**DESCRIPTION OF THE TASK**
Would it be possible to write out each entry below exactly, without the pictures?
## Begin
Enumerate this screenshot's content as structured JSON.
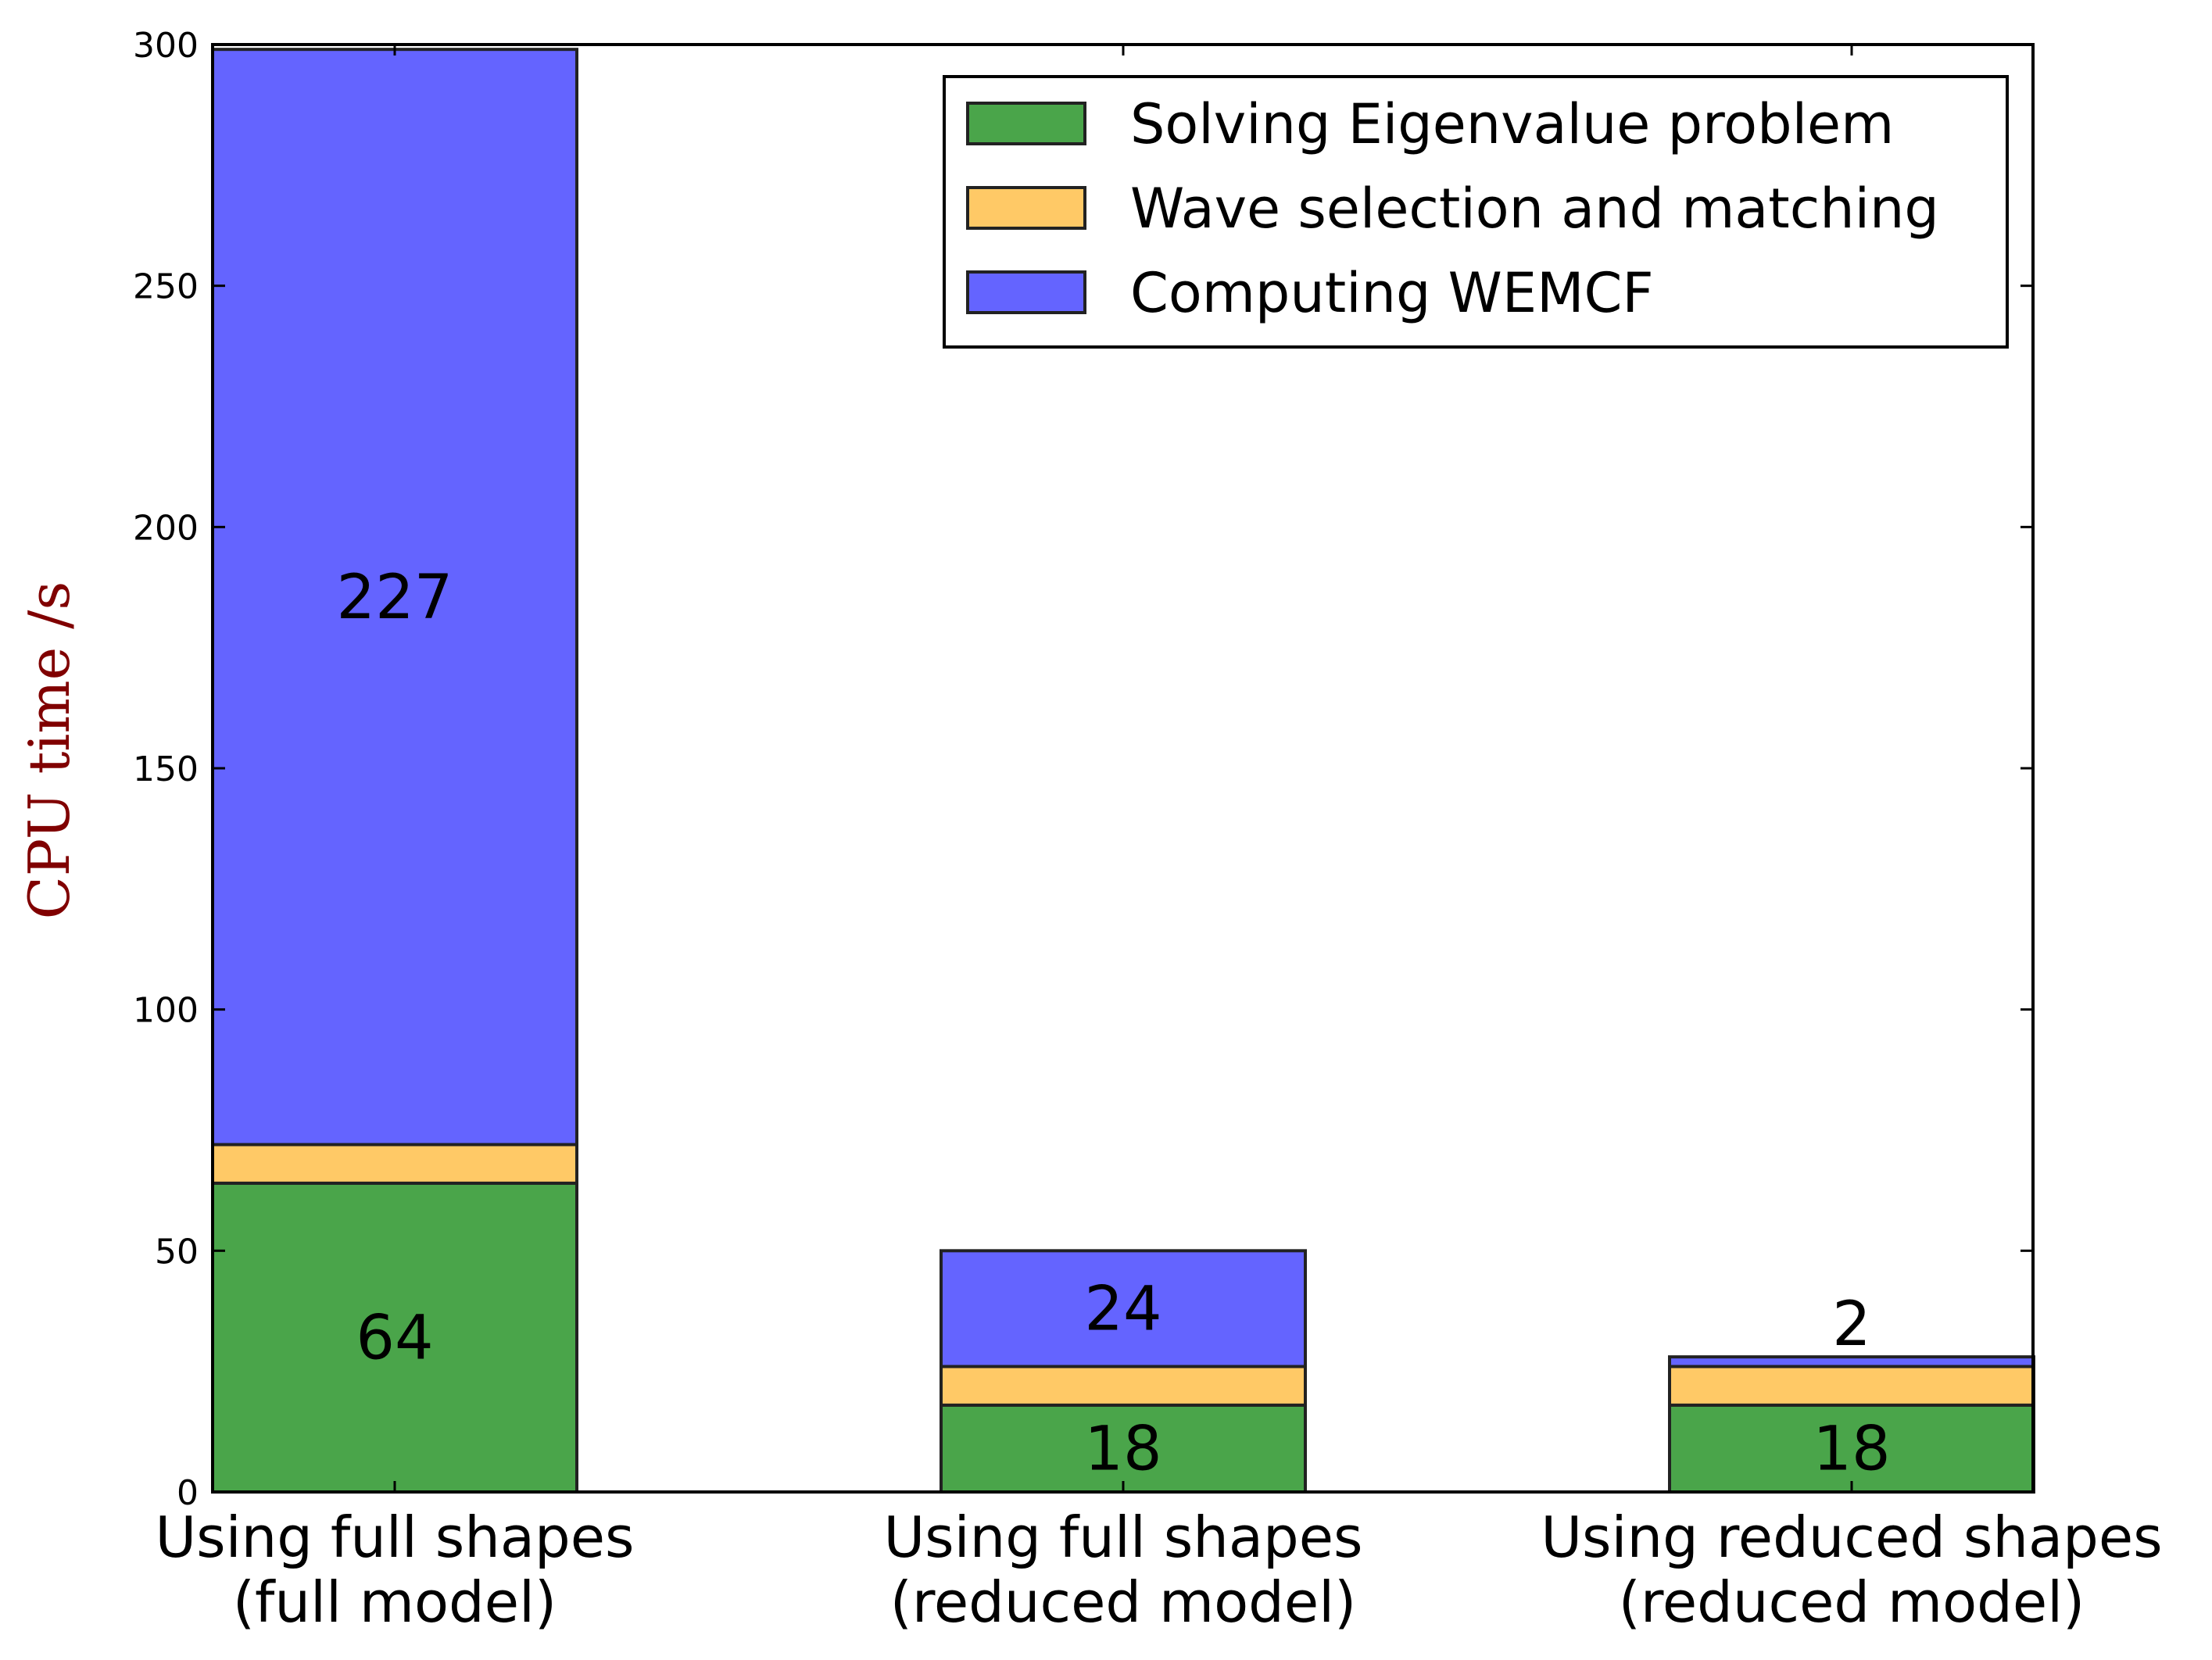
{
  "chart_data": {
    "type": "bar",
    "stacked": true,
    "title": "",
    "xlabel": "",
    "ylabel": "CPU time /s",
    "ylabel_color": "#800000",
    "ylim": [
      0,
      300
    ],
    "yticks": [
      0,
      50,
      100,
      150,
      200,
      250,
      300
    ],
    "grid": false,
    "legend_position": "top-right",
    "categories": [
      [
        "Using full shapes",
        "(full model)"
      ],
      [
        "Using full shapes",
        "(reduced model)"
      ],
      [
        "Using reduced shapes",
        "(reduced model)"
      ]
    ],
    "series": [
      {
        "name": "Solving Eigenvalue problem",
        "color": "#4aa54a",
        "values": [
          64,
          18,
          18
        ],
        "labels": [
          "64",
          "18",
          "18"
        ]
      },
      {
        "name": "Wave selection and matching",
        "color": "#ffc966",
        "values": [
          8,
          8,
          8
        ],
        "labels": [
          "",
          "",
          ""
        ]
      },
      {
        "name": "Computing WEMCF",
        "color": "#6464ff",
        "values": [
          227,
          24,
          2
        ],
        "labels": [
          "227",
          "24",
          "2"
        ]
      }
    ]
  }
}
## End
**SOLUTION FOR THIS EXERCISE**
Enumerate this screenshot's content as structured JSON.
{
  "chart_data": {
    "type": "bar",
    "stacked": true,
    "title": "",
    "xlabel": "",
    "ylabel": "CPU time /s",
    "ylabel_color": "#800000",
    "ylim": [
      0,
      300
    ],
    "yticks": [
      0,
      50,
      100,
      150,
      200,
      250,
      300
    ],
    "grid": false,
    "legend_position": "top-right",
    "categories": [
      [
        "Using full shapes",
        "(full model)"
      ],
      [
        "Using full shapes",
        "(reduced model)"
      ],
      [
        "Using reduced shapes",
        "(reduced model)"
      ]
    ],
    "series": [
      {
        "name": "Solving Eigenvalue problem",
        "color": "#4aa54a",
        "values": [
          64,
          18,
          18
        ],
        "labels": [
          "64",
          "18",
          "18"
        ]
      },
      {
        "name": "Wave selection and matching",
        "color": "#ffc966",
        "values": [
          8,
          8,
          8
        ],
        "labels": [
          "",
          "",
          ""
        ]
      },
      {
        "name": "Computing WEMCF",
        "color": "#6464ff",
        "values": [
          227,
          24,
          2
        ],
        "labels": [
          "227",
          "24",
          "2"
        ]
      }
    ]
  }
}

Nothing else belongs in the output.